=== Records shown ===
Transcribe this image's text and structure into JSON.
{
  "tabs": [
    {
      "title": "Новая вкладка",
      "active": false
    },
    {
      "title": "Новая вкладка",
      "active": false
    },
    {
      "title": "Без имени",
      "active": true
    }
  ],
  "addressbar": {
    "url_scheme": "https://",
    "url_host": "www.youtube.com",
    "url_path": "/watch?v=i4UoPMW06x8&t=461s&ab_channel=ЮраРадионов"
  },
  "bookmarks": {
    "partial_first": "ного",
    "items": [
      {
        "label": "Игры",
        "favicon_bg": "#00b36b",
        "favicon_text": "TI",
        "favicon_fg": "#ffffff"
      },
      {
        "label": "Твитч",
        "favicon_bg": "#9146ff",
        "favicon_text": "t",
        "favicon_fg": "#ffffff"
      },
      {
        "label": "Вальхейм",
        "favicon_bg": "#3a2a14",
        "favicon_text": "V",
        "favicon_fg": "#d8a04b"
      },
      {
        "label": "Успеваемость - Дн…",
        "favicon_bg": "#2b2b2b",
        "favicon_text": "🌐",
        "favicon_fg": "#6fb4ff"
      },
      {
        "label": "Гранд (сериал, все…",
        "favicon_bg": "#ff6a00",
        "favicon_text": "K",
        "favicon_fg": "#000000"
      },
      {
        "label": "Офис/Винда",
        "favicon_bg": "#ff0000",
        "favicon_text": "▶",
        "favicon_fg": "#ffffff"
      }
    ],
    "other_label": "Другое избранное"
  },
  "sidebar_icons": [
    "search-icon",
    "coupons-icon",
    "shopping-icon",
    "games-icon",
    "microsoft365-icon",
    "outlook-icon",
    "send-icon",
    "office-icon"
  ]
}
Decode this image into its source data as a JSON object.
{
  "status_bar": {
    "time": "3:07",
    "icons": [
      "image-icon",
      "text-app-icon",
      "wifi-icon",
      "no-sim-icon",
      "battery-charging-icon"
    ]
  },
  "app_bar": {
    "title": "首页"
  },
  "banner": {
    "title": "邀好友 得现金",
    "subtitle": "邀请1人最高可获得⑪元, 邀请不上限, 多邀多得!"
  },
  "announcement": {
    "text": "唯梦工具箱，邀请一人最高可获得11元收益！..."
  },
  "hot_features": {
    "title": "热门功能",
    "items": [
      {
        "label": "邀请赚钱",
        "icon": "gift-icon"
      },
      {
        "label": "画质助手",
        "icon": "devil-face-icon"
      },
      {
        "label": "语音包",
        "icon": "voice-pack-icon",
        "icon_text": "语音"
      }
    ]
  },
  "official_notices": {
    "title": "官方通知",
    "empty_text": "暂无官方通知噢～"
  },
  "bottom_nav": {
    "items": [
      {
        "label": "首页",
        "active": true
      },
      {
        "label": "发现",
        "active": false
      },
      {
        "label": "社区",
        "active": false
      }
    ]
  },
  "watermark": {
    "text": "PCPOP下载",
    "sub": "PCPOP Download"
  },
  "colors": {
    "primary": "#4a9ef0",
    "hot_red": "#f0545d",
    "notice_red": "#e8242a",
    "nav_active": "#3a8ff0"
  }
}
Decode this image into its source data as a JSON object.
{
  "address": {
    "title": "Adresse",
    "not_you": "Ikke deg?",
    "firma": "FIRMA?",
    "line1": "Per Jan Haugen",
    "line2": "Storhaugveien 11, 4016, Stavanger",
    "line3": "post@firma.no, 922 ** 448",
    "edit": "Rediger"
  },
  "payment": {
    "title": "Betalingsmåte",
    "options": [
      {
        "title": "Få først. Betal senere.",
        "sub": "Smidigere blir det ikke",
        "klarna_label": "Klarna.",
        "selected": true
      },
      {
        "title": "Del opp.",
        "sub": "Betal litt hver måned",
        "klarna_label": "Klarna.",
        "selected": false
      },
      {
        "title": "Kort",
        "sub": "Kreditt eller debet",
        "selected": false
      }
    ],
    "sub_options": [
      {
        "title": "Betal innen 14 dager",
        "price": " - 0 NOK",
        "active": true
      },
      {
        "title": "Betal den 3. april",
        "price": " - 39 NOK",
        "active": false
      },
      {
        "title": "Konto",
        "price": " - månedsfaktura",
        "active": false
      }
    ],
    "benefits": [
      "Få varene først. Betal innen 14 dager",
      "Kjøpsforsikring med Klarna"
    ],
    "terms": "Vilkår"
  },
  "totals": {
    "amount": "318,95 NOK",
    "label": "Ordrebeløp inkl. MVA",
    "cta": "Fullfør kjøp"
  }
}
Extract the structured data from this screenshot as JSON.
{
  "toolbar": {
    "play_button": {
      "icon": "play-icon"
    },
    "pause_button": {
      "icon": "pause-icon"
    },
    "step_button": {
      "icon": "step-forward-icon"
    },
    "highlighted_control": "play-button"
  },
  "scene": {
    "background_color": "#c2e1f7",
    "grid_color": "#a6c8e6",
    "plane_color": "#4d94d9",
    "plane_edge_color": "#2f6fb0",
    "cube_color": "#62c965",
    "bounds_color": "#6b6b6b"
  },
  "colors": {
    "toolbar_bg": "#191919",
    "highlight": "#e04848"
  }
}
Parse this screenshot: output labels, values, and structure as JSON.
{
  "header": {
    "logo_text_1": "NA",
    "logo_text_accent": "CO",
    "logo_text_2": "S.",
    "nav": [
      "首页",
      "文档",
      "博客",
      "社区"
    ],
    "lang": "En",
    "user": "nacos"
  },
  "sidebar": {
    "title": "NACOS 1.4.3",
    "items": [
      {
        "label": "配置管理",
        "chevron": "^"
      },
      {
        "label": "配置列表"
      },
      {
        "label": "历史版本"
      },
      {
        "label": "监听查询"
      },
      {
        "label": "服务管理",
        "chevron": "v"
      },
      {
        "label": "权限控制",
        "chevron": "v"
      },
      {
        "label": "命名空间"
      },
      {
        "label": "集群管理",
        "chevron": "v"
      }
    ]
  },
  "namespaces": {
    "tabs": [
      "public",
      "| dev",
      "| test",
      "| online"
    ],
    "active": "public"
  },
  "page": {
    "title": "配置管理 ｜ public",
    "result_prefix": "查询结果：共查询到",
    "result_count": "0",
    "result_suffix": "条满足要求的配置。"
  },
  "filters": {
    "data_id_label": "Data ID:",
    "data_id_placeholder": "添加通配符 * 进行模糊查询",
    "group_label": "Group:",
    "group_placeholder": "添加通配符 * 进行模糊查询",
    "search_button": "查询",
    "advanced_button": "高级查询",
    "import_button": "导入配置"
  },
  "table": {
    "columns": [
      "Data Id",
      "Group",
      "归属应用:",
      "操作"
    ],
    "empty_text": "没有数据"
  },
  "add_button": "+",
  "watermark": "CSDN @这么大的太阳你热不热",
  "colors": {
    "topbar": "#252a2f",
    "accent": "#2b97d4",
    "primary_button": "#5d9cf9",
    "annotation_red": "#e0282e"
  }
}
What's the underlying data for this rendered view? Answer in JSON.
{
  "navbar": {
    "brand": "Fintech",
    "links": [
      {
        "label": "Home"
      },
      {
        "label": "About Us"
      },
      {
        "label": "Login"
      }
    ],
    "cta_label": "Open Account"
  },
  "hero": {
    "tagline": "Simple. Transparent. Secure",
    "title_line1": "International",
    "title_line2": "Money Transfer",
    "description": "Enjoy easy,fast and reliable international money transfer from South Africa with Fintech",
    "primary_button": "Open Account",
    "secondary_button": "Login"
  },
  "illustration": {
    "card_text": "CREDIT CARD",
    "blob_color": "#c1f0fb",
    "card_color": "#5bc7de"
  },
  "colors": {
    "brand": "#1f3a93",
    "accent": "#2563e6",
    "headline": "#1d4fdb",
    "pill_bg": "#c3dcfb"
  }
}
===
The task — All the entries above need to be reproduced exactly.

Output below —
Transcribe this image's text and structure into JSON.
{
  "tabs": [
    {
      "title": "Новая вкладка",
      "active": false
    },
    {
      "title": "Новая вкладка",
      "active": false
    },
    {
      "title": "Без имени",
      "active": true
    }
  ],
  "addressbar": {
    "url_scheme": "https://",
    "url_host": "www.youtube.com",
    "url_path": "/watch?v=i4UoPMW06x8&t=461s&ab_channel=ЮраРадионов"
  },
  "bookmarks": {
    "partial_first": "ного",
    "items": [
      {
        "label": "Игры",
        "favicon_bg": "#00b36b",
        "favicon_text": "TI",
        "favicon_fg": "#ffffff"
      },
      {
        "label": "Твитч",
        "favicon_bg": "#9146ff",
        "favicon_text": "t",
        "favicon_fg": "#ffffff"
      },
      {
        "label": "Вальхейм",
        "favicon_bg": "#3a2a14",
        "favicon_text": "V",
        "favicon_fg": "#d8a04b"
      },
      {
        "label": "Успеваемость - Дн…",
        "favicon_bg": "#2b2b2b",
        "favicon_text": "🌐",
        "favicon_fg": "#6fb4ff"
      },
      {
        "label": "Гранд (сериал, все…",
        "favicon_bg": "#ff6a00",
        "favicon_text": "K",
        "favicon_fg": "#000000"
      },
      {
        "label": "Офис/Винда",
        "favicon_bg": "#ff0000",
        "favicon_text": "▶",
        "favicon_fg": "#ffffff"
      }
    ],
    "other_label": "Другое избранное"
  },
  "sidebar_icons": [
    "search-icon",
    "coupons-icon",
    "shopping-icon",
    "games-icon",
    "microsoft365-icon",
    "outlook-icon",
    "send-icon",
    "office-icon"
  ]
}
Decode this image into its source data as a JSON object.
{
  "status_bar": {
    "time": "3:07",
    "icons": [
      "image-icon",
      "text-app-icon",
      "wifi-icon",
      "no-sim-icon",
      "battery-charging-icon"
    ]
  },
  "app_bar": {
    "title": "首页"
  },
  "banner": {
    "title": "邀好友 得现金",
    "subtitle": "邀请1人最高可获得⑪元, 邀请不上限, 多邀多得!"
  },
  "announcement": {
    "text": "唯梦工具箱，邀请一人最高可获得11元收益！..."
  },
  "hot_features": {
    "title": "热门功能",
    "items": [
      {
        "label": "邀请赚钱",
        "icon": "gift-icon"
      },
      {
        "label": "画质助手",
        "icon": "devil-face-icon"
      },
      {
        "label": "语音包",
        "icon": "voice-pack-icon",
        "icon_text": "语音"
      }
    ]
  },
  "official_notices": {
    "title": "官方通知",
    "empty_text": "暂无官方通知噢～"
  },
  "bottom_nav": {
    "items": [
      {
        "label": "首页",
        "active": true
      },
      {
        "label": "发现",
        "active": false
      },
      {
        "label": "社区",
        "active": false
      }
    ]
  },
  "watermark": {
    "text": "PCPOP下载",
    "sub": "PCPOP Download"
  },
  "colors": {
    "primary": "#4a9ef0",
    "hot_red": "#f0545d",
    "notice_red": "#e8242a",
    "nav_active": "#3a8ff0"
  }
}
Decode this image into its source data as a JSON object.
{
  "address": {
    "title": "Adresse",
    "not_you": "Ikke deg?",
    "firma": "FIRMA?",
    "line1": "Per Jan Haugen",
    "line2": "Storhaugveien 11, 4016, Stavanger",
    "line3": "post@firma.no, 922 ** 448",
    "edit": "Rediger"
  },
  "payment": {
    "title": "Betalingsmåte",
    "options": [
      {
        "title": "Få først. Betal senere.",
        "sub": "Smidigere blir det ikke",
        "klarna_label": "Klarna.",
        "selected": true
      },
      {
        "title": "Del opp.",
        "sub": "Betal litt hver måned",
        "klarna_label": "Klarna.",
        "selected": false
      },
      {
        "title": "Kort",
        "sub": "Kreditt eller debet",
        "selected": false
      }
    ],
    "sub_options": [
      {
        "title": "Betal innen 14 dager",
        "price": " - 0 NOK",
        "active": true
      },
      {
        "title": "Betal den 3. april",
        "price": " - 39 NOK",
        "active": false
      },
      {
        "title": "Konto",
        "price": " - månedsfaktura",
        "active": false
      }
    ],
    "benefits": [
      "Få varene først. Betal innen 14 dager",
      "Kjøpsforsikring med Klarna"
    ],
    "terms": "Vilkår"
  },
  "totals": {
    "amount": "318,95 NOK",
    "label": "Ordrebeløp inkl. MVA",
    "cta": "Fullfør kjøp"
  }
}
Extract the structured data from this screenshot as JSON.
{
  "toolbar": {
    "play_button": {
      "icon": "play-icon"
    },
    "pause_button": {
      "icon": "pause-icon"
    },
    "step_button": {
      "icon": "step-forward-icon"
    },
    "highlighted_control": "play-button"
  },
  "scene": {
    "background_color": "#c2e1f7",
    "grid_color": "#a6c8e6",
    "plane_color": "#4d94d9",
    "plane_edge_color": "#2f6fb0",
    "cube_color": "#62c965",
    "bounds_color": "#6b6b6b"
  },
  "colors": {
    "toolbar_bg": "#191919",
    "highlight": "#e04848"
  }
}
Parse this screenshot: output labels, values, and structure as JSON.
{
  "header": {
    "logo_text_1": "NA",
    "logo_text_accent": "CO",
    "logo_text_2": "S.",
    "nav": [
      "首页",
      "文档",
      "博客",
      "社区"
    ],
    "lang": "En",
    "user": "nacos"
  },
  "sidebar": {
    "title": "NACOS 1.4.3",
    "items": [
      {
        "label": "配置管理",
        "chevron": "^"
      },
      {
        "label": "配置列表"
      },
      {
        "label": "历史版本"
      },
      {
        "label": "监听查询"
      },
      {
        "label": "服务管理",
        "chevron": "v"
      },
      {
        "label": "权限控制",
        "chevron": "v"
      },
      {
        "label": "命名空间"
      },
      {
        "label": "集群管理",
        "chevron": "v"
      }
    ]
  },
  "namespaces": {
    "tabs": [
      "public",
      "| dev",
      "| test",
      "| online"
    ],
    "active": "public"
  },
  "page": {
    "title": "配置管理 ｜ public",
    "result_prefix": "查询结果：共查询到",
    "result_count": "0",
    "result_suffix": "条满足要求的配置。"
  },
  "filters": {
    "data_id_label": "Data ID:",
    "data_id_placeholder": "添加通配符 * 进行模糊查询",
    "group_label": "Group:",
    "group_placeholder": "添加通配符 * 进行模糊查询",
    "search_button": "查询",
    "advanced_button": "高级查询",
    "import_button": "导入配置"
  },
  "table": {
    "columns": [
      "Data Id",
      "Group",
      "归属应用:",
      "操作"
    ],
    "empty_text": "没有数据"
  },
  "add_button": "+",
  "watermark": "CSDN @这么大的太阳你热不热",
  "colors": {
    "topbar": "#252a2f",
    "accent": "#2b97d4",
    "primary_button": "#5d9cf9",
    "annotation_red": "#e0282e"
  }
}
What's the underlying data for this rendered view? Answer in JSON.
{
  "navbar": {
    "brand": "Fintech",
    "links": [
      {
        "label": "Home"
      },
      {
        "label": "About Us"
      },
      {
        "label": "Login"
      }
    ],
    "cta_label": "Open Account"
  },
  "hero": {
    "tagline": "Simple. Transparent. Secure",
    "title_line1": "International",
    "title_line2": "Money Transfer",
    "description": "Enjoy easy,fast and reliable international money transfer from South Africa with Fintech",
    "primary_button": "Open Account",
    "secondary_button": "Login"
  },
  "illustration": {
    "card_text": "CREDIT CARD",
    "blob_color": "#c1f0fb",
    "card_color": "#5bc7de"
  },
  "colors": {
    "brand": "#1f3a93",
    "accent": "#2563e6",
    "headline": "#1d4fdb",
    "pill_bg": "#c3dcfb"
  }
}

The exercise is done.